=== Data shown ===

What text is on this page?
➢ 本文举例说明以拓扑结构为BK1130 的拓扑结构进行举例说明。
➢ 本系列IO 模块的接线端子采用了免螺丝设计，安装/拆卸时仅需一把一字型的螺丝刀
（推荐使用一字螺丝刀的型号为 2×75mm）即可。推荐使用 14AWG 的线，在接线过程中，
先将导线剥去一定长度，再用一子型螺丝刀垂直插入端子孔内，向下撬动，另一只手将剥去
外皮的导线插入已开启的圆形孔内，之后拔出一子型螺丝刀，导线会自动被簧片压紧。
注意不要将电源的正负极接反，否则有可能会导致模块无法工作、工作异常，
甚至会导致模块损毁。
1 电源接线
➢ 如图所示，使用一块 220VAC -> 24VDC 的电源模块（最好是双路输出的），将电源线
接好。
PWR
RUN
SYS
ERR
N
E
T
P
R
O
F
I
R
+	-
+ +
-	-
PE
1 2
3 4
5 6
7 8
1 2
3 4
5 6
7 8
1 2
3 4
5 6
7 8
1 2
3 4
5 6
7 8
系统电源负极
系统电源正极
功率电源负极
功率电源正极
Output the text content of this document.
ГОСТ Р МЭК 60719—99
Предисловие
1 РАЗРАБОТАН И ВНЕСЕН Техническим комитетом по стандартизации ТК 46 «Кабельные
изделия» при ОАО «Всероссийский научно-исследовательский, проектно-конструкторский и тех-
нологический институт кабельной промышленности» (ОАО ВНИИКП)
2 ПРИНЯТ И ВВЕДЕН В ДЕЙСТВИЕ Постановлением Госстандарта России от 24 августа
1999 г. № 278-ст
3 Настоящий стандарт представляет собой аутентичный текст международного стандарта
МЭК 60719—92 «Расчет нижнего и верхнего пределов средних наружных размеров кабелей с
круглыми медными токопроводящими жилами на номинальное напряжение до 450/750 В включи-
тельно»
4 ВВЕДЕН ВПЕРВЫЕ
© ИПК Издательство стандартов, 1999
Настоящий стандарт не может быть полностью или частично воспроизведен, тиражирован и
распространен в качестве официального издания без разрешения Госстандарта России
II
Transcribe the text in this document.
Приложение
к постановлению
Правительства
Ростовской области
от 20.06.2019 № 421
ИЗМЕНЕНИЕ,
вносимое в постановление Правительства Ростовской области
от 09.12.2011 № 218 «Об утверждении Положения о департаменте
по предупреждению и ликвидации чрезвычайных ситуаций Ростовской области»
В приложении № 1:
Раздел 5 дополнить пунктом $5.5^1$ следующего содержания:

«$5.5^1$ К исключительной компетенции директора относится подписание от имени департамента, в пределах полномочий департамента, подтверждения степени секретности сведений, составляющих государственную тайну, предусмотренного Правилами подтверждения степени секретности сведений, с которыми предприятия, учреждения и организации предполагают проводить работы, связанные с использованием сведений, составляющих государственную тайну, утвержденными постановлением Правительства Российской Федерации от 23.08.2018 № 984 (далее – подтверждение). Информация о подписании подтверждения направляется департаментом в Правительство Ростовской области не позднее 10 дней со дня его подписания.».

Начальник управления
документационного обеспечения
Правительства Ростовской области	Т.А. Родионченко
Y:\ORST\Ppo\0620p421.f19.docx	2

=== What is asked ===
Repeat the material from above exactly, word for word.

=== Written answer ===
What text is on this page?
➢ 本文举例说明以拓扑结构为BK1130 的拓扑结构进行举例说明。
➢ 本系列IO 模块的接线端子采用了免螺丝设计，安装/拆卸时仅需一把一字型的螺丝刀
（推荐使用一字螺丝刀的型号为 2×75mm）即可。推荐使用 14AWG 的线，在接线过程中，
先将导线剥去一定长度，再用一子型螺丝刀垂直插入端子孔内，向下撬动，另一只手将剥去
外皮的导线插入已开启的圆形孔内，之后拔出一子型螺丝刀，导线会自动被簧片压紧。
注意不要将电源的正负极接反，否则有可能会导致模块无法工作、工作异常，
甚至会导致模块损毁。
1 电源接线
➢ 如图所示，使用一块 220VAC -> 24VDC 的电源模块（最好是双路输出的），将电源线
接好。
PWR
RUN
SYS
ERR
N
E
T
P
R
O
F
I
R
+	-
+ +
-	-
PE
1 2
3 4
5 6
7 8
1 2
3 4
5 6
7 8
1 2
3 4
5 6
7 8
1 2
3 4
5 6
7 8
系统电源负极
系统电源正极
功率电源负极
功率电源正极
Output the text content of this document.
ГОСТ Р МЭК 60719—99
Предисловие
1 РАЗРАБОТАН И ВНЕСЕН Техническим комитетом по стандартизации ТК 46 «Кабельные
изделия» при ОАО «Всероссийский научно-исследовательский, проектно-конструкторский и тех-
нологический институт кабельной промышленности» (ОАО ВНИИКП)
2 ПРИНЯТ И ВВЕДЕН В ДЕЙСТВИЕ Постановлением Госстандарта России от 24 августа
1999 г. № 278-ст
3 Настоящий стандарт представляет собой аутентичный текст международного стандарта
МЭК 60719—92 «Расчет нижнего и верхнего пределов средних наружных размеров кабелей с
круглыми медными токопроводящими жилами на номинальное напряжение до 450/750 В включи-
тельно»
4 ВВЕДЕН ВПЕРВЫЕ
© ИПК Издательство стандартов, 1999
Настоящий стандарт не может быть полностью или частично воспроизведен, тиражирован и
распространен в качестве официального издания без разрешения Госстандарта России
II
Transcribe the text in this document.
Приложение
к постановлению
Правительства
Ростовской области
от 20.06.2019 № 421
ИЗМЕНЕНИЕ,
вносимое в постановление Правительства Ростовской области
от 09.12.2011 № 218 «Об утверждении Положения о департаменте
по предупреждению и ликвидации чрезвычайных ситуаций Ростовской области»
В приложении № 1:
Раздел 5 дополнить пунктом $5.5^1$ следующего содержания:

«$5.5^1$ К исключительной компетенции директора относится подписание от имени департамента, в пределах полномочий департамента, подтверждения степени секретности сведений, составляющих государственную тайну, предусмотренного Правилами подтверждения степени секретности сведений, с которыми предприятия, учреждения и организации предполагают проводить работы, связанные с использованием сведений, составляющих государственную тайну, утвержденными постановлением Правительства Российской Федерации от 23.08.2018 № 984 (далее – подтверждение). Информация о подписании подтверждения направляется департаментом в Правительство Ростовской области не позднее 10 дней со дня его подписания.».

Начальник управления
документационного обеспечения
Правительства Ростовской области	Т.А. Родионченко
Y:\ORST\Ppo\0620p421.f19.docx	2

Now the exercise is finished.